**ЦЕЛЬ ЗАДАНИЯ**
Воспроизведите дословно и полностью текст о дворянской морали в русской культуре.

**ТЕКСТ ДЛЯ ЧТЕНИЯ**
________________________

Выбрать главу

12. От «аристократии чести» — к «аристократии духа»

Революция уничтожила традиционные для России этические нормы, двумя главными устоями которых были, с одной стороны, православие, а с другой — кодекс дворянской чести. Конечно, при этом не следует сбрасывать со счета неписаные нравственные представления и правила иных сословий — «обычных правил» этики, содержавших в качестве неявной составляющей чувство сословной гордости купца, крестьянина, казака. Но все же дворянская мораль имела для России особое значение: на ее принципах в конечном счете сложились моральные установки русской интеллигенции, в своей лучшей части воспринявшей традиции дворянского долга служения государю, государству, обществу, отечеству.[19]

Здесь следует подчеркнуть обстоятельство, на которое у нас до сих пор не принято обращать внимания. Заключается оно в следующем: величие русской культуры зиждилось на том, что она сложилась как дворянская культура. Все великие русские писатели — и многие ученые, деятели искусства и культуры в «золотом» для России XIX веке были дворянами. Только на излете столетия, да и, конечно, в XX веке в нашей стране появляются крупные литераторы, деятели культуры и науки недворянского происхождения. Но их духовное развитие происходило в атмосфере дворянской культуры, да и сами они, получив университетское образование, приобретали личное дворянство.

________________________

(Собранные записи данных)
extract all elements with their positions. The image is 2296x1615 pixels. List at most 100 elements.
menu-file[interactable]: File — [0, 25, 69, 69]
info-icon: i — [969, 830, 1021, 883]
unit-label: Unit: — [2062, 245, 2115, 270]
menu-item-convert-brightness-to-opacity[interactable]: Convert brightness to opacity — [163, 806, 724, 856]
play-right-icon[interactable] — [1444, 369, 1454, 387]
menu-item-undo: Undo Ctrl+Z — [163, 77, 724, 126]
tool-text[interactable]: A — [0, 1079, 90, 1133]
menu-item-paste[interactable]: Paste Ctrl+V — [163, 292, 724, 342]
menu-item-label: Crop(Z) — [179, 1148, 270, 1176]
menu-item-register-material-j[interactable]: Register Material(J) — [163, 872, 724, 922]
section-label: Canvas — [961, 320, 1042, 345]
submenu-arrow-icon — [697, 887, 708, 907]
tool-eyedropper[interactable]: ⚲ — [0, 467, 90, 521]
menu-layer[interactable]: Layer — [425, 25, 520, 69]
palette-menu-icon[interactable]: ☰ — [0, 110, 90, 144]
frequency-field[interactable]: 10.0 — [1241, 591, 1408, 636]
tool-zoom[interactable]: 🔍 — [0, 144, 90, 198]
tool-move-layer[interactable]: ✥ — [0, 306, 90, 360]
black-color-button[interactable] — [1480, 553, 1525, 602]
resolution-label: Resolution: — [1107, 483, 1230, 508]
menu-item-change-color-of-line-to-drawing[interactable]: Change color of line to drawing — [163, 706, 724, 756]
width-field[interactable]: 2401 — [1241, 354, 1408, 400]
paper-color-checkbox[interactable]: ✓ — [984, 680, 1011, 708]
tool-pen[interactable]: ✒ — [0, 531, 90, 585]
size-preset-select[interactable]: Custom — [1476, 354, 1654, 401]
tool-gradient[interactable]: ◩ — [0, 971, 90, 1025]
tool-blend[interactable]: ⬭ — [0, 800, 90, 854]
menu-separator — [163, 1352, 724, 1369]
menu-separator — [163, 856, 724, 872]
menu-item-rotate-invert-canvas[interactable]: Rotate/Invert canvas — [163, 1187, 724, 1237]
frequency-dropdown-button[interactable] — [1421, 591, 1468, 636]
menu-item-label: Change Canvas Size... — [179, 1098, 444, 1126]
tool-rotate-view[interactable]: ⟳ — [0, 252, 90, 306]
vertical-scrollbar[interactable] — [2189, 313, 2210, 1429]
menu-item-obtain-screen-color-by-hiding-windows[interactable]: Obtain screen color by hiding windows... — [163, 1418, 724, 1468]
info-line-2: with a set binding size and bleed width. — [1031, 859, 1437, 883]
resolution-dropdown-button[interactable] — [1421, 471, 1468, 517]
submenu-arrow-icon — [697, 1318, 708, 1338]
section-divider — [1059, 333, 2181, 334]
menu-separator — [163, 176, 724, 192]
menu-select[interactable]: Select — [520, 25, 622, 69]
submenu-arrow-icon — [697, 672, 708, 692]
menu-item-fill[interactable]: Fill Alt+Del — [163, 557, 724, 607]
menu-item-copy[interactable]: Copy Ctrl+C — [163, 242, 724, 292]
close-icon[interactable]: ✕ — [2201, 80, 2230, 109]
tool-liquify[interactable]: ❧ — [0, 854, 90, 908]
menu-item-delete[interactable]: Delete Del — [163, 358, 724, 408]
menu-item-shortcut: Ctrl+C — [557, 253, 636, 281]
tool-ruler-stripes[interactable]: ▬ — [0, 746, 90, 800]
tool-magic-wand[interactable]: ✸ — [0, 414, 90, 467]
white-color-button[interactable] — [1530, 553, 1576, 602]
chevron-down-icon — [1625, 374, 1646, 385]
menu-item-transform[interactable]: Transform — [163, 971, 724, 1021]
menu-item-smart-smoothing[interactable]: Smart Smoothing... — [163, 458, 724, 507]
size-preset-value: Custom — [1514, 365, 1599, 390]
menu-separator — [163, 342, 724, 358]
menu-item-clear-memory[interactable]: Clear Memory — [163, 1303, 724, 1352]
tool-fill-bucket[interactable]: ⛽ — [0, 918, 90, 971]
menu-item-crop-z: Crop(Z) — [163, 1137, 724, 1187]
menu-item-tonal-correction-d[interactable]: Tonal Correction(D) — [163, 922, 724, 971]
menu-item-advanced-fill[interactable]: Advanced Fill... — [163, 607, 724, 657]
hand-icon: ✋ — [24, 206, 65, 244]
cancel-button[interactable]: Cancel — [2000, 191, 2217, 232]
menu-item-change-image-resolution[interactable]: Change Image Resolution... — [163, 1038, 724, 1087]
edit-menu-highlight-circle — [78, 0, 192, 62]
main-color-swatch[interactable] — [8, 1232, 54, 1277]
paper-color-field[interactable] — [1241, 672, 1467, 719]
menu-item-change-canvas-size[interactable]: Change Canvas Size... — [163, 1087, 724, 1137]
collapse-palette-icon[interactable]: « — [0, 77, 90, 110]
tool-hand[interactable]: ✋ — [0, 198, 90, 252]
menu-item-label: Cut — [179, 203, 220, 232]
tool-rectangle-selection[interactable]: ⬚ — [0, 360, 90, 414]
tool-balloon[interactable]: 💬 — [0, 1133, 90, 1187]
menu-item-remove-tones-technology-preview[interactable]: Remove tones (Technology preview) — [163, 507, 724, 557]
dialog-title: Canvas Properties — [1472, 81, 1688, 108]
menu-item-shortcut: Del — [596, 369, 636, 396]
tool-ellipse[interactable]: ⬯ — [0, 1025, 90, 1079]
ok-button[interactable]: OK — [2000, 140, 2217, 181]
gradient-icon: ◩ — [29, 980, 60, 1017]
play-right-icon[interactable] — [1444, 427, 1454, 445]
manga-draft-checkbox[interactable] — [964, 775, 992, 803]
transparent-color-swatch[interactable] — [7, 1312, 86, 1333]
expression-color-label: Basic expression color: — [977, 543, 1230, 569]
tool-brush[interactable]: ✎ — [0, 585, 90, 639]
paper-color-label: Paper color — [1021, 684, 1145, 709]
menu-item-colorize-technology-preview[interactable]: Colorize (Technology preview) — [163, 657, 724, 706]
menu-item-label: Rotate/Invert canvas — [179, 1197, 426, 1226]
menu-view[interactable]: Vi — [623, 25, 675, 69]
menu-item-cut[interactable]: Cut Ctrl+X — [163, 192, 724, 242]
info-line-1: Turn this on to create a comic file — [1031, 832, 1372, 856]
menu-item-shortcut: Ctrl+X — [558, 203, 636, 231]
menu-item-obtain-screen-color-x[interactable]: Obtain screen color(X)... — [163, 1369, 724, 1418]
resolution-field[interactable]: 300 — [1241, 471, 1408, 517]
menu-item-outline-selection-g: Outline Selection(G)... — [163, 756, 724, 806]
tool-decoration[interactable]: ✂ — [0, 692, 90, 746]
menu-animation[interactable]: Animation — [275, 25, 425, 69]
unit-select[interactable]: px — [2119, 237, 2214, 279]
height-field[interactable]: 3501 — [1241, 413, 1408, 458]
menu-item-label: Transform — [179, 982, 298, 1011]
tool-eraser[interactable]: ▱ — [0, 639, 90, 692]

________________________

**ОТВЕТ НА ЗАДАНИЕ**
Выбрать главу

12. От «аристократии чести» — к «аристократии духа»

Революция уничтожила традиционные для России этические нормы, двумя главными устоями которых были, с одной стороны, православие, а с другой — кодекс дворянской чести. Конечно, при этом не следует сбрасывать со счета неписаные нравственные представления и правила иных сословий — «обычных правил» этики, содержавших в качестве неявной составляющей чувство сословной гордости купца, крестьянина, казака. Но все же дворянская мораль имела для России особое значение: на ее принципах в конечном счете сложились моральные установки русской интеллигенции, в своей лучшей части воспринявшей традиции дворянского долга служения государю, государству, обществу, отечеству.[19]

Здесь следует подчеркнуть обстоятельство, на которое у нас до сих пор не принято обращать внимания. Заключается оно в следующем: величие русской культуры зиждилось на том, что она сложилась как дворянская культура. Все великие русские писатели — и многие ученые, деятели искусства и культуры в «золотом» для России XIX веке были дворянами. Только на излете столетия, да и, конечно, в XX веке в нашей стране появляются крупные литераторы, деятели культуры и науки недворянского происхождения. Но их духовное развитие происходило в атмосфере дворянской культуры, да и сами они, получив университетское образование, приобретали личное дворянство.